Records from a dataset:
····················
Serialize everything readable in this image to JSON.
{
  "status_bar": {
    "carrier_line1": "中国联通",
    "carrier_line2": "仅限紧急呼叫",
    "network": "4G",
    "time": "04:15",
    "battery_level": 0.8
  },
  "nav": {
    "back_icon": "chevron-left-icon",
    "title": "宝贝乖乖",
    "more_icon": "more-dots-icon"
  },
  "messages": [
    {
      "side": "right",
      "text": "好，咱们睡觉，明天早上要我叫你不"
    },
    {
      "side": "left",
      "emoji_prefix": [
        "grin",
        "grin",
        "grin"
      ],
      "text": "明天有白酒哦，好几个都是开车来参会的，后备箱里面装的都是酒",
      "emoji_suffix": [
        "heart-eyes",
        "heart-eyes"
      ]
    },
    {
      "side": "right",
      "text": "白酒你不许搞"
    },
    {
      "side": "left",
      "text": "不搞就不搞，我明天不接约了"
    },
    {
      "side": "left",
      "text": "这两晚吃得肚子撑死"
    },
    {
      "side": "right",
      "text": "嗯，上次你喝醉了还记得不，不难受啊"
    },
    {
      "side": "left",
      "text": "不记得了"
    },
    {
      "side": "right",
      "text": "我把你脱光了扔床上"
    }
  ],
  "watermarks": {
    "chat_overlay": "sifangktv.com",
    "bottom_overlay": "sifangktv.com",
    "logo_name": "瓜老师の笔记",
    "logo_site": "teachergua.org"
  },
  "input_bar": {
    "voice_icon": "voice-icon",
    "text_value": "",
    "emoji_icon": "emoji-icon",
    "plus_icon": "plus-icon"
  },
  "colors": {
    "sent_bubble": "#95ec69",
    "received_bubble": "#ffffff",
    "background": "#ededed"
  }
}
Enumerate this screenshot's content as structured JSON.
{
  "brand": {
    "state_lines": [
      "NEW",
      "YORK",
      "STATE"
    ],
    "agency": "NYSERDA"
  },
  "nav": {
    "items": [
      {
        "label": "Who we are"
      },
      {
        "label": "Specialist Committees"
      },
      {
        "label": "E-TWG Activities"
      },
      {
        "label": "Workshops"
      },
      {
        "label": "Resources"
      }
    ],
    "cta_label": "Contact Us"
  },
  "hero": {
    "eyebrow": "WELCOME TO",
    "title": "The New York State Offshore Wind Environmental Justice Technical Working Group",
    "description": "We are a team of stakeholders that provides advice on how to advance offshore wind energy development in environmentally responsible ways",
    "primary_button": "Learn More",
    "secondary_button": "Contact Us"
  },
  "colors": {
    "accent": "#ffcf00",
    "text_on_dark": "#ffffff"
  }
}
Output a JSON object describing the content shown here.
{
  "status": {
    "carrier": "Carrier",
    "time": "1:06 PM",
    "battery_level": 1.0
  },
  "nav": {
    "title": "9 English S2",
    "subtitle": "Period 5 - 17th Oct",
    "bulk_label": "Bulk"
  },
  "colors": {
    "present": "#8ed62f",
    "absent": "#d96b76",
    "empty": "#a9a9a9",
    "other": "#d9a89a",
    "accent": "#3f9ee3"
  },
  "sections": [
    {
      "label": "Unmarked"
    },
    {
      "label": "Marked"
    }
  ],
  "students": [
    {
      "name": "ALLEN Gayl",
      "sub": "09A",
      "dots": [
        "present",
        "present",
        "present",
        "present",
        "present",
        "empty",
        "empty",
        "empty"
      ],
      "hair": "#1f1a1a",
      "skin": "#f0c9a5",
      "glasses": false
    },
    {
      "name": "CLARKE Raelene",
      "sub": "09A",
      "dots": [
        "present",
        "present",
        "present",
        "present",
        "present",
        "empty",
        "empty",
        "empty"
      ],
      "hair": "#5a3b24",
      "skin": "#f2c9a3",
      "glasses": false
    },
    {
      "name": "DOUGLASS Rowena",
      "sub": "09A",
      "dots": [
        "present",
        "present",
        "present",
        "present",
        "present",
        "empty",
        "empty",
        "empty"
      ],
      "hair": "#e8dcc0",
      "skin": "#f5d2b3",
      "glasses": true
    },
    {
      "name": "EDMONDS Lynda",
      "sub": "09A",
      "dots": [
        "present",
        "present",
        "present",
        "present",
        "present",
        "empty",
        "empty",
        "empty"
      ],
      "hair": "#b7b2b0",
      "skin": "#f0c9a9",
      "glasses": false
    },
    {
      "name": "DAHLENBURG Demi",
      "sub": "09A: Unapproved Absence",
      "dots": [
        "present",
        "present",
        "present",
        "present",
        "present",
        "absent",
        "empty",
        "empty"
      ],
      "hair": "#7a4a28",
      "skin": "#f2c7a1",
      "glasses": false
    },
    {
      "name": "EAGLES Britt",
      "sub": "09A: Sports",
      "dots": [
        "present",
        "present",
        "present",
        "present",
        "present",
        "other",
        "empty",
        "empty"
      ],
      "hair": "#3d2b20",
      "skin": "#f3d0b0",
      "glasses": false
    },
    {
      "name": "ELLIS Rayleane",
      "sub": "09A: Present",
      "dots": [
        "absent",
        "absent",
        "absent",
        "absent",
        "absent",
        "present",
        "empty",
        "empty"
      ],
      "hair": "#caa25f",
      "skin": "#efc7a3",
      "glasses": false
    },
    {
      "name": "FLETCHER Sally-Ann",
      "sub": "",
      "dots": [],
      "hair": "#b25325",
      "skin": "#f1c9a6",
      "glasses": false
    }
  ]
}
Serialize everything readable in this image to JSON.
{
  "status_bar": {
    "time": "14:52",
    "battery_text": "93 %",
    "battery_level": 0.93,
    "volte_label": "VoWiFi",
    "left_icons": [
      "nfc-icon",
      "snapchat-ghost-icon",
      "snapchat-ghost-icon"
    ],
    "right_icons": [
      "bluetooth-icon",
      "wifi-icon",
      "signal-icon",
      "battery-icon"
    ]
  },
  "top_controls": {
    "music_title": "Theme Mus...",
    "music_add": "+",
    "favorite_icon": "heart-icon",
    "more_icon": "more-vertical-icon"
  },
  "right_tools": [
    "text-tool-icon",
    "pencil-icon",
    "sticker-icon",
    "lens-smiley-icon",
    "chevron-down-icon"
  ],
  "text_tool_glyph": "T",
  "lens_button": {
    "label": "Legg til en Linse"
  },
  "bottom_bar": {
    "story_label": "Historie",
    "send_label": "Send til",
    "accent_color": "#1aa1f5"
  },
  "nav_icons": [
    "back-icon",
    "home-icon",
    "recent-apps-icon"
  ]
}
····················
Task details: Copy the data above exactly. Every line must be included.

Output:
Serialize everything readable in this image to JSON.
{
  "status_bar": {
    "carrier_line1": "中国联通",
    "carrier_line2": "仅限紧急呼叫",
    "network": "4G",
    "time": "04:15",
    "battery_level": 0.8
  },
  "nav": {
    "back_icon": "chevron-left-icon",
    "title": "宝贝乖乖",
    "more_icon": "more-dots-icon"
  },
  "messages": [
    {
      "side": "right",
      "text": "好，咱们睡觉，明天早上要我叫你不"
    },
    {
      "side": "left",
      "emoji_prefix": [
        "grin",
        "grin",
        "grin"
      ],
      "text": "明天有白酒哦，好几个都是开车来参会的，后备箱里面装的都是酒",
      "emoji_suffix": [
        "heart-eyes",
        "heart-eyes"
      ]
    },
    {
      "side": "right",
      "text": "白酒你不许搞"
    },
    {
      "side": "left",
      "text": "不搞就不搞，我明天不接约了"
    },
    {
      "side": "left",
      "text": "这两晚吃得肚子撑死"
    },
    {
      "side": "right",
      "text": "嗯，上次你喝醉了还记得不，不难受啊"
    },
    {
      "side": "left",
      "text": "不记得了"
    },
    {
      "side": "right",
      "text": "我把你脱光了扔床上"
    }
  ],
  "watermarks": {
    "chat_overlay": "sifangktv.com",
    "bottom_overlay": "sifangktv.com",
    "logo_name": "瓜老师の笔记",
    "logo_site": "teachergua.org"
  },
  "input_bar": {
    "voice_icon": "voice-icon",
    "text_value": "",
    "emoji_icon": "emoji-icon",
    "plus_icon": "plus-icon"
  },
  "colors": {
    "sent_bubble": "#95ec69",
    "received_bubble": "#ffffff",
    "background": "#ededed"
  }
}
Enumerate this screenshot's content as structured JSON.
{
  "brand": {
    "state_lines": [
      "NEW",
      "YORK",
      "STATE"
    ],
    "agency": "NYSERDA"
  },
  "nav": {
    "items": [
      {
        "label": "Who we are"
      },
      {
        "label": "Specialist Committees"
      },
      {
        "label": "E-TWG Activities"
      },
      {
        "label": "Workshops"
      },
      {
        "label": "Resources"
      }
    ],
    "cta_label": "Contact Us"
  },
  "hero": {
    "eyebrow": "WELCOME TO",
    "title": "The New York State Offshore Wind Environmental Justice Technical Working Group",
    "description": "We are a team of stakeholders that provides advice on how to advance offshore wind energy development in environmentally responsible ways",
    "primary_button": "Learn More",
    "secondary_button": "Contact Us"
  },
  "colors": {
    "accent": "#ffcf00",
    "text_on_dark": "#ffffff"
  }
}
Output a JSON object describing the content shown here.
{
  "status": {
    "carrier": "Carrier",
    "time": "1:06 PM",
    "battery_level": 1.0
  },
  "nav": {
    "title": "9 English S2",
    "subtitle": "Period 5 - 17th Oct",
    "bulk_label": "Bulk"
  },
  "colors": {
    "present": "#8ed62f",
    "absent": "#d96b76",
    "empty": "#a9a9a9",
    "other": "#d9a89a",
    "accent": "#3f9ee3"
  },
  "sections": [
    {
      "label": "Unmarked"
    },
    {
      "label": "Marked"
    }
  ],
  "students": [
    {
      "name": "ALLEN Gayl",
      "sub": "09A",
      "dots": [
        "present",
        "present",
        "present",
        "present",
        "present",
        "empty",
        "empty",
        "empty"
      ],
      "hair": "#1f1a1a",
      "skin": "#f0c9a5",
      "glasses": false
    },
    {
      "name": "CLARKE Raelene",
      "sub": "09A",
      "dots": [
        "present",
        "present",
        "present",
        "present",
        "present",
        "empty",
        "empty",
        "empty"
      ],
      "hair": "#5a3b24",
      "skin": "#f2c9a3",
      "glasses": false
    },
    {
      "name": "DOUGLASS Rowena",
      "sub": "09A",
      "dots": [
        "present",
        "present",
        "present",
        "present",
        "present",
        "empty",
        "empty",
        "empty"
      ],
      "hair": "#e8dcc0",
      "skin": "#f5d2b3",
      "glasses": true
    },
    {
      "name": "EDMONDS Lynda",
      "sub": "09A",
      "dots": [
        "present",
        "present",
        "present",
        "present",
        "present",
        "empty",
        "empty",
        "empty"
      ],
      "hair": "#b7b2b0",
      "skin": "#f0c9a9",
      "glasses": false
    },
    {
      "name": "DAHLENBURG Demi",
      "sub": "09A: Unapproved Absence",
      "dots": [
        "present",
        "present",
        "present",
        "present",
        "present",
        "absent",
        "empty",
        "empty"
      ],
      "hair": "#7a4a28",
      "skin": "#f2c7a1",
      "glasses": false
    },
    {
      "name": "EAGLES Britt",
      "sub": "09A: Sports",
      "dots": [
        "present",
        "present",
        "present",
        "present",
        "present",
        "other",
        "empty",
        "empty"
      ],
      "hair": "#3d2b20",
      "skin": "#f3d0b0",
      "glasses": false
    },
    {
      "name": "ELLIS Rayleane",
      "sub": "09A: Present",
      "dots": [
        "absent",
        "absent",
        "absent",
        "absent",
        "absent",
        "present",
        "empty",
        "empty"
      ],
      "hair": "#caa25f",
      "skin": "#efc7a3",
      "glasses": false
    },
    {
      "name": "FLETCHER Sally-Ann",
      "sub": "",
      "dots": [],
      "hair": "#b25325",
      "skin": "#f1c9a6",
      "glasses": false
    }
  ]
}
Serialize everything readable in this image to JSON.
{
  "status_bar": {
    "time": "14:52",
    "battery_text": "93 %",
    "battery_level": 0.93,
    "volte_label": "VoWiFi",
    "left_icons": [
      "nfc-icon",
      "snapchat-ghost-icon",
      "snapchat-ghost-icon"
    ],
    "right_icons": [
      "bluetooth-icon",
      "wifi-icon",
      "signal-icon",
      "battery-icon"
    ]
  },
  "top_controls": {
    "music_title": "Theme Mus...",
    "music_add": "+",
    "favorite_icon": "heart-icon",
    "more_icon": "more-vertical-icon"
  },
  "right_tools": [
    "text-tool-icon",
    "pencil-icon",
    "sticker-icon",
    "lens-smiley-icon",
    "chevron-down-icon"
  ],
  "text_tool_glyph": "T",
  "lens_button": {
    "label": "Legg til en Linse"
  },
  "bottom_bar": {
    "story_label": "Historie",
    "send_label": "Send til",
    "accent_color": "#1aa1f5"
  },
  "nav_icons": [
    "back-icon",
    "home-icon",
    "recent-apps-icon"
  ]
}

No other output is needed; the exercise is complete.